-- start --

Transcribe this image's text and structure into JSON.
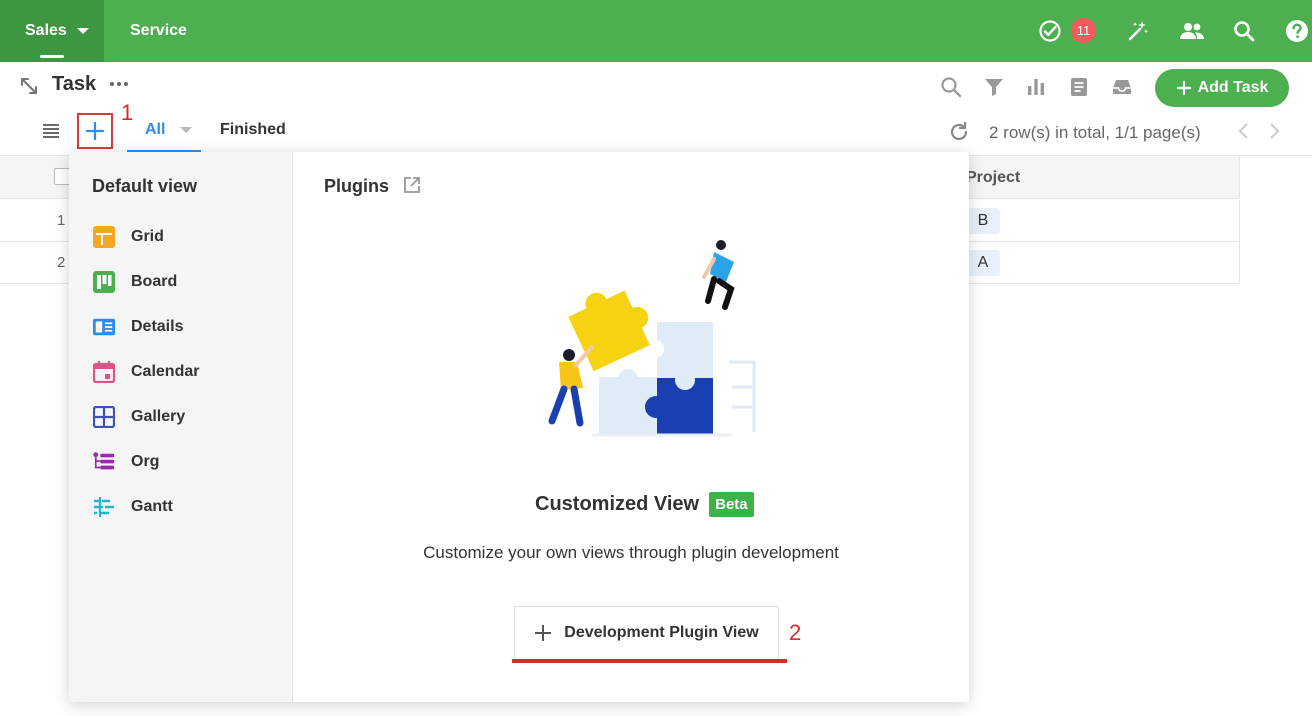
{
  "topbar": {
    "tabs": [
      {
        "label": "Sales"
      },
      {
        "label": "Service"
      }
    ],
    "badge_count": "11"
  },
  "page": {
    "title": "Task",
    "add_task_label": "Add Task",
    "view_tabs": [
      {
        "label": "All"
      },
      {
        "label": "Finished"
      }
    ],
    "rows_info": "2 row(s) in total, 1/1 page(s)",
    "annotation_1": "1",
    "annotation_2": "2"
  },
  "grid": {
    "header_project": "Project",
    "rows": [
      {
        "index": "1",
        "project": "B"
      },
      {
        "index": "2",
        "project": "A"
      }
    ]
  },
  "popup": {
    "default_view_title": "Default view",
    "views": [
      {
        "label": "Grid",
        "icon": "grid-icon",
        "color": "#f5a623"
      },
      {
        "label": "Board",
        "icon": "board-icon",
        "color": "#4caf50"
      },
      {
        "label": "Details",
        "icon": "details-icon",
        "color": "#2d8cf0"
      },
      {
        "label": "Calendar",
        "icon": "calendar-icon",
        "color": "#e84d8a"
      },
      {
        "label": "Gallery",
        "icon": "gallery-icon",
        "color": "#3f51b5"
      },
      {
        "label": "Org",
        "icon": "org-icon",
        "color": "#9c27b0"
      },
      {
        "label": "Gantt",
        "icon": "gantt-icon",
        "color": "#26b5c8"
      }
    ],
    "plugins_title": "Plugins",
    "customized_view_title": "Customized View",
    "beta_label": "Beta",
    "description": "Customize your own views through plugin development",
    "dev_button_label": "Development Plugin View"
  },
  "colors": {
    "brand_green": "#4caf50",
    "accent_blue": "#2d8cf0",
    "annotation_red": "#d82a2a"
  }
}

-- end --

▶ [Exercise goal] Reproduce every entry word for word, but omit the pictures.

▶ [Exercise response]
Transcribe this image's text and structure into JSON.
{
  "topbar": {
    "tabs": [
      {
        "label": "Sales"
      },
      {
        "label": "Service"
      }
    ],
    "badge_count": "11"
  },
  "page": {
    "title": "Task",
    "add_task_label": "Add Task",
    "view_tabs": [
      {
        "label": "All"
      },
      {
        "label": "Finished"
      }
    ],
    "rows_info": "2 row(s) in total, 1/1 page(s)",
    "annotation_1": "1",
    "annotation_2": "2"
  },
  "grid": {
    "header_project": "Project",
    "rows": [
      {
        "index": "1",
        "project": "B"
      },
      {
        "index": "2",
        "project": "A"
      }
    ]
  },
  "popup": {
    "default_view_title": "Default view",
    "views": [
      {
        "label": "Grid",
        "icon": "grid-icon",
        "color": "#f5a623"
      },
      {
        "label": "Board",
        "icon": "board-icon",
        "color": "#4caf50"
      },
      {
        "label": "Details",
        "icon": "details-icon",
        "color": "#2d8cf0"
      },
      {
        "label": "Calendar",
        "icon": "calendar-icon",
        "color": "#e84d8a"
      },
      {
        "label": "Gallery",
        "icon": "gallery-icon",
        "color": "#3f51b5"
      },
      {
        "label": "Org",
        "icon": "org-icon",
        "color": "#9c27b0"
      },
      {
        "label": "Gantt",
        "icon": "gantt-icon",
        "color": "#26b5c8"
      }
    ],
    "plugins_title": "Plugins",
    "customized_view_title": "Customized View",
    "beta_label": "Beta",
    "description": "Customize your own views through plugin development",
    "dev_button_label": "Development Plugin View"
  },
  "colors": {
    "brand_green": "#4caf50",
    "accent_blue": "#2d8cf0",
    "annotation_red": "#d82a2a"
  }
}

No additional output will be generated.